§ **Instruction**:
Will you print the material below without altering a single character?
==*==
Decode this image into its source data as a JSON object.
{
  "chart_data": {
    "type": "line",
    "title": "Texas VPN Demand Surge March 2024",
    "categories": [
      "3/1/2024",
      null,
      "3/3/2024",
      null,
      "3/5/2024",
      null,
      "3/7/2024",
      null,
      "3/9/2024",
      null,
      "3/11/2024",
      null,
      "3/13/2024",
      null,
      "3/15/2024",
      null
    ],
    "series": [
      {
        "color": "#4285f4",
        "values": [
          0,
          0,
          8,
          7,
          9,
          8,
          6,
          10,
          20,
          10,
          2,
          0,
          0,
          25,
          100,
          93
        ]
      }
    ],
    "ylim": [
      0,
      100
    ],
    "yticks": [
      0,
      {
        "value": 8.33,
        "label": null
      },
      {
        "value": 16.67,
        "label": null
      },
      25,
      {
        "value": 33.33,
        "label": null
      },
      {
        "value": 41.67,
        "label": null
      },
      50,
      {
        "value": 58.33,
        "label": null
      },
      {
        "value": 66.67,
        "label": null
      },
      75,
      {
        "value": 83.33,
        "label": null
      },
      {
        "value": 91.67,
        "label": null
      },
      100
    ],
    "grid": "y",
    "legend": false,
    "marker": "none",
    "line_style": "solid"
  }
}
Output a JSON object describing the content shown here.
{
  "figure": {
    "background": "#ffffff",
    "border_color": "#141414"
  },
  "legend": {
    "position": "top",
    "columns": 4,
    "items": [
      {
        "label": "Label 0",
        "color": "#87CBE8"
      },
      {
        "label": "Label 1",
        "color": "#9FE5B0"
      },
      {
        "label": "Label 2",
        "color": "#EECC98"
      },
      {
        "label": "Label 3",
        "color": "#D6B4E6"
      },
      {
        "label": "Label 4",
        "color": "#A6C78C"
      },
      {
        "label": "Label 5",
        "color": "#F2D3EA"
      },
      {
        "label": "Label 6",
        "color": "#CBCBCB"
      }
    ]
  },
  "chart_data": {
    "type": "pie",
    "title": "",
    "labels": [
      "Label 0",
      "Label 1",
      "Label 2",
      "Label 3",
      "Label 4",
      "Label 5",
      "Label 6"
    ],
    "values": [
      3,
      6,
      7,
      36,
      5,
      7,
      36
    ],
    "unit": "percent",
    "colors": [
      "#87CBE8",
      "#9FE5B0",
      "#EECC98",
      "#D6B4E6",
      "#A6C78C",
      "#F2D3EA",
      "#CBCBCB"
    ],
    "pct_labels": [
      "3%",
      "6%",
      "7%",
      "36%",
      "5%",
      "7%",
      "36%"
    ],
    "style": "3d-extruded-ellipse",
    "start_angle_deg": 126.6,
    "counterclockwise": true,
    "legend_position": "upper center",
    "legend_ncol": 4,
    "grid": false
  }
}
==*==
§ **Task answer**:
Decode this image into its source data as a JSON object.
{
  "chart_data": {
    "type": "line",
    "title": "Texas VPN Demand Surge March 2024",
    "categories": [
      "3/1/2024",
      null,
      "3/3/2024",
      null,
      "3/5/2024",
      null,
      "3/7/2024",
      null,
      "3/9/2024",
      null,
      "3/11/2024",
      null,
      "3/13/2024",
      null,
      "3/15/2024",
      null
    ],
    "series": [
      {
        "color": "#4285f4",
        "values": [
          0,
          0,
          8,
          7,
          9,
          8,
          6,
          10,
          20,
          10,
          2,
          0,
          0,
          25,
          100,
          93
        ]
      }
    ],
    "ylim": [
      0,
      100
    ],
    "yticks": [
      0,
      {
        "value": 8.33,
        "label": null
      },
      {
        "value": 16.67,
        "label": null
      },
      25,
      {
        "value": 33.33,
        "label": null
      },
      {
        "value": 41.67,
        "label": null
      },
      50,
      {
        "value": 58.33,
        "label": null
      },
      {
        "value": 66.67,
        "label": null
      },
      75,
      {
        "value": 83.33,
        "label": null
      },
      {
        "value": 91.67,
        "label": null
      },
      100
    ],
    "grid": "y",
    "legend": false,
    "marker": "none",
    "line_style": "solid"
  }
}
Output a JSON object describing the content shown here.
{
  "figure": {
    "background": "#ffffff",
    "border_color": "#141414"
  },
  "legend": {
    "position": "top",
    "columns": 4,
    "items": [
      {
        "label": "Label 0",
        "color": "#87CBE8"
      },
      {
        "label": "Label 1",
        "color": "#9FE5B0"
      },
      {
        "label": "Label 2",
        "color": "#EECC98"
      },
      {
        "label": "Label 3",
        "color": "#D6B4E6"
      },
      {
        "label": "Label 4",
        "color": "#A6C78C"
      },
      {
        "label": "Label 5",
        "color": "#F2D3EA"
      },
      {
        "label": "Label 6",
        "color": "#CBCBCB"
      }
    ]
  },
  "chart_data": {
    "type": "pie",
    "title": "",
    "labels": [
      "Label 0",
      "Label 1",
      "Label 2",
      "Label 3",
      "Label 4",
      "Label 5",
      "Label 6"
    ],
    "values": [
      3,
      6,
      7,
      36,
      5,
      7,
      36
    ],
    "unit": "percent",
    "colors": [
      "#87CBE8",
      "#9FE5B0",
      "#EECC98",
      "#D6B4E6",
      "#A6C78C",
      "#F2D3EA",
      "#CBCBCB"
    ],
    "pct_labels": [
      "3%",
      "6%",
      "7%",
      "36%",
      "5%",
      "7%",
      "36%"
    ],
    "style": "3d-extruded-ellipse",
    "start_angle_deg": 126.6,
    "counterclockwise": true,
    "legend_position": "upper center",
    "legend_ncol": 4,
    "grid": false
  }
}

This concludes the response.